Identify each line below that contains the word "background", and copy it out.

++++++++

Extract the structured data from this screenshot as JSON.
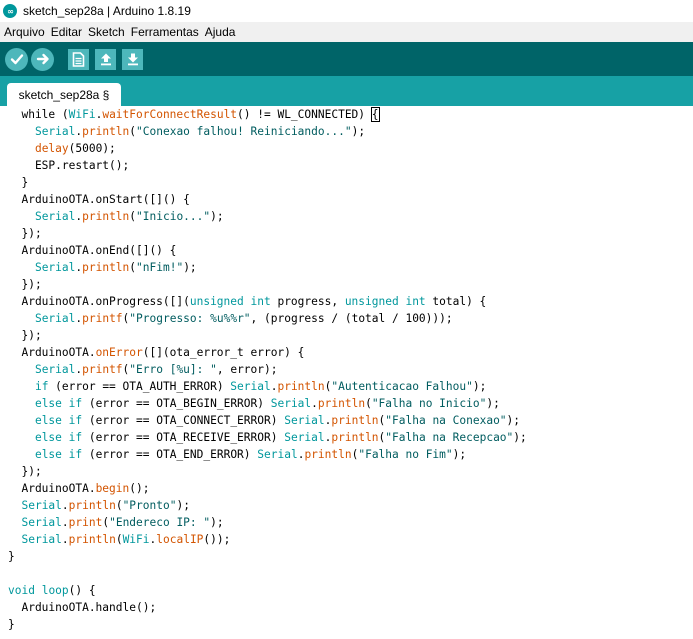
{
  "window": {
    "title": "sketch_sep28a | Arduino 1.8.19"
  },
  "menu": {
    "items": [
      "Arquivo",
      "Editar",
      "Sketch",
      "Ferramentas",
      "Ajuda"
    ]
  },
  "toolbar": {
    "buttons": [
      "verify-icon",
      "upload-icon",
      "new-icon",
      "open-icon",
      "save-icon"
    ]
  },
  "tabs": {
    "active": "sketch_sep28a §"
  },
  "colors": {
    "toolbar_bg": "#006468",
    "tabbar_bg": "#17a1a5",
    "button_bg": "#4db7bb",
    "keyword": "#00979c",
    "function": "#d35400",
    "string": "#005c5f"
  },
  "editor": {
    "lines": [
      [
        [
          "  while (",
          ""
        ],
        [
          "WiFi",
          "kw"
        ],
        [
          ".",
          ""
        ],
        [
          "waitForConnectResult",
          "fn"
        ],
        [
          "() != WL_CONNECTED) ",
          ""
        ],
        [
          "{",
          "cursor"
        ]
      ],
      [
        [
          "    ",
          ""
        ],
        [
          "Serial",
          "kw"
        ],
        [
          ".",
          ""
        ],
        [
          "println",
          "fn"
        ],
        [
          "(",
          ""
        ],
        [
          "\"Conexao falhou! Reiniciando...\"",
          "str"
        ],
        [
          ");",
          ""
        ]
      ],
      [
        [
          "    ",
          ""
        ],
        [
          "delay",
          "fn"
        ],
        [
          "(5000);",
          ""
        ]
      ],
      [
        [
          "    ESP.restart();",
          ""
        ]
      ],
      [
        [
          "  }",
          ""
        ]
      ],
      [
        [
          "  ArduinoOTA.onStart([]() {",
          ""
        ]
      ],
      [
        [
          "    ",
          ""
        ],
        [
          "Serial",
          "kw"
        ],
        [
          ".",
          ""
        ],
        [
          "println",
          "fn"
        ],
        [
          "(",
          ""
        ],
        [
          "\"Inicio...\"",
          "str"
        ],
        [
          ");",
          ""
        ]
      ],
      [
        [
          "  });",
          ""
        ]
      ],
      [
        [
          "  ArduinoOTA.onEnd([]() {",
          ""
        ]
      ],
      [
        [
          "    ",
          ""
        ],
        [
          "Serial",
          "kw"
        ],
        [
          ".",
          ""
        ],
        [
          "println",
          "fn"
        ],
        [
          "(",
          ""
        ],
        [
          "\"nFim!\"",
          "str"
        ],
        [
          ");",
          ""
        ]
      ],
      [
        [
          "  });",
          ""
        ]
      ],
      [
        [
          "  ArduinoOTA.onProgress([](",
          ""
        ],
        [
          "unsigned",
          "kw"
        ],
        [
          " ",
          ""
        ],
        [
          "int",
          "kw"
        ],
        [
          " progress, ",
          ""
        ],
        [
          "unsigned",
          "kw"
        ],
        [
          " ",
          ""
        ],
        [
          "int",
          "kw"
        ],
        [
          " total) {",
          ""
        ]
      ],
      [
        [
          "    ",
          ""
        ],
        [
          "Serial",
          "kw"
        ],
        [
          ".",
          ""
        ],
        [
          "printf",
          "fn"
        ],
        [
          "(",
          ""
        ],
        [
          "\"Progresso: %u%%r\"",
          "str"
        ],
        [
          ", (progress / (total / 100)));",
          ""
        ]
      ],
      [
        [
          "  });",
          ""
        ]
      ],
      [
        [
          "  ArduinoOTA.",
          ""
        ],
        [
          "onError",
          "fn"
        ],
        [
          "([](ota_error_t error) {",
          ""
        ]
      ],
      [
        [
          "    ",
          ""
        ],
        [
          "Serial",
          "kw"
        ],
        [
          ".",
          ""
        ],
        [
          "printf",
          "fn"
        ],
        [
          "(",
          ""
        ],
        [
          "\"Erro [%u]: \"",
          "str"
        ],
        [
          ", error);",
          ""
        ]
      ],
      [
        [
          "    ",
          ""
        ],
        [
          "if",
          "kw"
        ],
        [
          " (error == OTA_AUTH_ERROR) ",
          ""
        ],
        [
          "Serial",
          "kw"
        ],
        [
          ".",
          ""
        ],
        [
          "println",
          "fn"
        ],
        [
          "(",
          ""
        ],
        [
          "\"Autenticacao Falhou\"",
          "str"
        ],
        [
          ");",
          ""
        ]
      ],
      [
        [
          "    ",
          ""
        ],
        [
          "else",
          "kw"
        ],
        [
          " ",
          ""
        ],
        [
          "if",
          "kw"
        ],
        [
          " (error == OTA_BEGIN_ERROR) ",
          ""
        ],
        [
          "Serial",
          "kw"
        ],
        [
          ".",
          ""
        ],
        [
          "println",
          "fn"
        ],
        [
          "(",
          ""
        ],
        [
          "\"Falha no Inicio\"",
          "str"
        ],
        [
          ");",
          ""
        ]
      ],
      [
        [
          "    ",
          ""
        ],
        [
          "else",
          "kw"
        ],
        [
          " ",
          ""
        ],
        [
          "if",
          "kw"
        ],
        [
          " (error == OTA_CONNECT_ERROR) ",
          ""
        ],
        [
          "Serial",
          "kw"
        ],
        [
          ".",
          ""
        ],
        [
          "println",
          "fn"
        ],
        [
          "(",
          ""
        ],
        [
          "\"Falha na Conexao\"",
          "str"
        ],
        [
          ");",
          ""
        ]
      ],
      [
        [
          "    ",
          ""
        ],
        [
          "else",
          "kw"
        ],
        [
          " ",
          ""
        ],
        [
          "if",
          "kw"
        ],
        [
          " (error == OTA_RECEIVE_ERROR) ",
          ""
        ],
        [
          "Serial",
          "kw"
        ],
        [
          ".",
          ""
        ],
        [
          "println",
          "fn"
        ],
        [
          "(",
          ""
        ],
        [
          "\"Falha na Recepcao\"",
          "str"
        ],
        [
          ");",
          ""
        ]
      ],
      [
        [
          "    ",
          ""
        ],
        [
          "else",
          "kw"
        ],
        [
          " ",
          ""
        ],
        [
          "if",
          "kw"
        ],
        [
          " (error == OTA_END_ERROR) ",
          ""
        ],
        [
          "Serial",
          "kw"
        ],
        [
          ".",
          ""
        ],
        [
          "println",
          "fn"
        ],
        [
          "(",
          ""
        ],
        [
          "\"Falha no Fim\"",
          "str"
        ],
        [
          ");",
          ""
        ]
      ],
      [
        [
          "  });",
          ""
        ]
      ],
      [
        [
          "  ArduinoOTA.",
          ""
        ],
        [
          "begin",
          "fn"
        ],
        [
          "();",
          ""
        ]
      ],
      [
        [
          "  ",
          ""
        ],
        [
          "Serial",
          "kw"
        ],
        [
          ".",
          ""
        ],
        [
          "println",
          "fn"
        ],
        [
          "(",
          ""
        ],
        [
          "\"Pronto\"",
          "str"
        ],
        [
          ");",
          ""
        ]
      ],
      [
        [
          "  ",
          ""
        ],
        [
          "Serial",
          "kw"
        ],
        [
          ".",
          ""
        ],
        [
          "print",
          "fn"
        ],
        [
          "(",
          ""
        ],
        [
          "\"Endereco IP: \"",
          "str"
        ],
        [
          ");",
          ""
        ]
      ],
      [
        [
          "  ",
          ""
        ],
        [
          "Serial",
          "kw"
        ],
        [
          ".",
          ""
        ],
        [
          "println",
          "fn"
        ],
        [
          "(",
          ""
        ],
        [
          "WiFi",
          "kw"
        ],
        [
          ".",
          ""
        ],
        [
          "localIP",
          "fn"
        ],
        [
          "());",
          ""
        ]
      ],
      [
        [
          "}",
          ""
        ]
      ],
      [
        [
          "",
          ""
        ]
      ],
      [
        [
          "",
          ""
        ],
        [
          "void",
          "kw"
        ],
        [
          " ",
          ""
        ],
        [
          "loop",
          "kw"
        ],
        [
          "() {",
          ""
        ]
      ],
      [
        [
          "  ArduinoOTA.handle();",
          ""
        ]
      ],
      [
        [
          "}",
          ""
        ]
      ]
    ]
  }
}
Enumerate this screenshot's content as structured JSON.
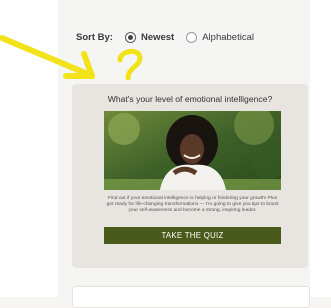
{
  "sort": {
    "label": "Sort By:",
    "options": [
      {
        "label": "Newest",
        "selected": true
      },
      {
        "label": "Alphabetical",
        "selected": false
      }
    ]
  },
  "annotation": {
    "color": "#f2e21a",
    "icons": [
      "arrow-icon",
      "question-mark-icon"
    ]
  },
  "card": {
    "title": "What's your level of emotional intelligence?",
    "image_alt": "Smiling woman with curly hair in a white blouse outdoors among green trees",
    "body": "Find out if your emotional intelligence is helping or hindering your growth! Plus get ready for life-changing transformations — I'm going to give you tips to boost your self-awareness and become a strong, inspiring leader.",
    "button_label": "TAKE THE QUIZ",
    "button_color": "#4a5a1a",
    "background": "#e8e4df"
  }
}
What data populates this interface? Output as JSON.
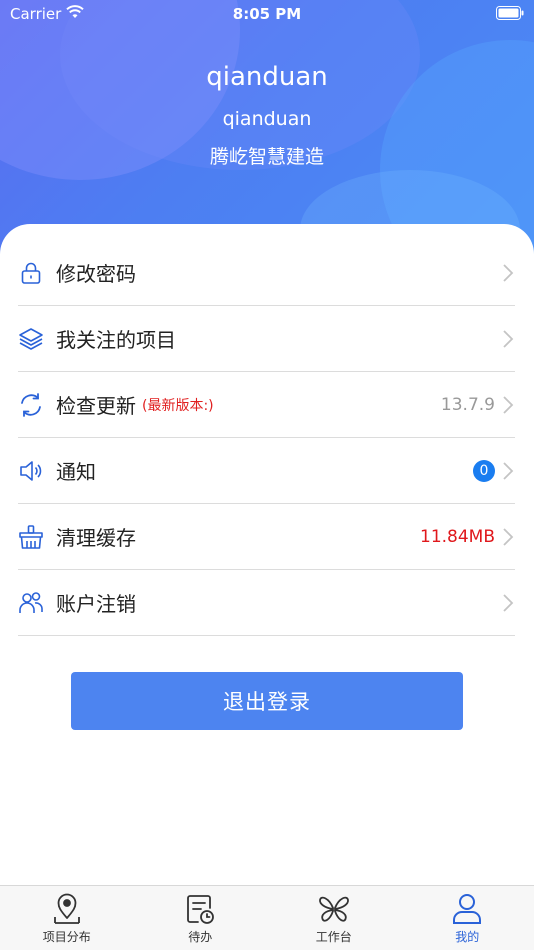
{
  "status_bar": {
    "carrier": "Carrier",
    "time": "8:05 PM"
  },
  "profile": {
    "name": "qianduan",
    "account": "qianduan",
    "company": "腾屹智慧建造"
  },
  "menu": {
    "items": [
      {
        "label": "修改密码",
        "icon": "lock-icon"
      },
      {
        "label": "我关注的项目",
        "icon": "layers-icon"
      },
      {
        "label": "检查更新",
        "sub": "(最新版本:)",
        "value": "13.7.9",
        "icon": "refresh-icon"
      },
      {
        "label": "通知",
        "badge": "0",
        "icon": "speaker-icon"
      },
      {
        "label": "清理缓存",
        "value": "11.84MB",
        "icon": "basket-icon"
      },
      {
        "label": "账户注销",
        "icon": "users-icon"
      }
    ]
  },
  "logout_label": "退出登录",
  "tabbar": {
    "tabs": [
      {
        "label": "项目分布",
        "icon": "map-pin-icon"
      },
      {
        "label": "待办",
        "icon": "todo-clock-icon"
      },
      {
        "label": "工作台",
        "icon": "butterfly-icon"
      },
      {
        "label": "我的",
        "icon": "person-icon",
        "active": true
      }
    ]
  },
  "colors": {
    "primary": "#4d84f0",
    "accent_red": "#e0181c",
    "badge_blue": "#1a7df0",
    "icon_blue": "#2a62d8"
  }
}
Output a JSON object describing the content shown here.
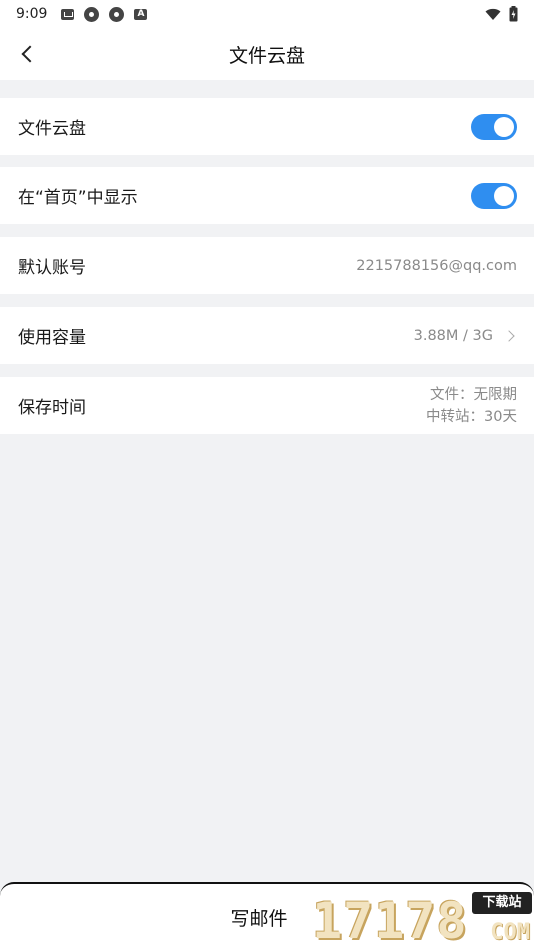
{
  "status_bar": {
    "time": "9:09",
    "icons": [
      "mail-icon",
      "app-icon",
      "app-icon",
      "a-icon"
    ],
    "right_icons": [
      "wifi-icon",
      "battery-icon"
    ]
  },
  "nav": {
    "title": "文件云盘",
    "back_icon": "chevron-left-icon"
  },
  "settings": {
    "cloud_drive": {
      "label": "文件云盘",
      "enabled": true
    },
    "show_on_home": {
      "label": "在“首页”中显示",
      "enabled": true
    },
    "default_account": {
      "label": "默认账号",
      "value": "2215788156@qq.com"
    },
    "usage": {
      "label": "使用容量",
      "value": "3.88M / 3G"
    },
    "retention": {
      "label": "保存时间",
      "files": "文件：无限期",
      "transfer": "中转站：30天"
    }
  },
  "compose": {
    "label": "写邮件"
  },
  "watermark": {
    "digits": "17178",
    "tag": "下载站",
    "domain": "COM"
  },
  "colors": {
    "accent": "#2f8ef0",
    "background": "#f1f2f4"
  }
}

++++++++

# Task solution:
    "background": "#e8e4df"
    "background": "#f1f2f4"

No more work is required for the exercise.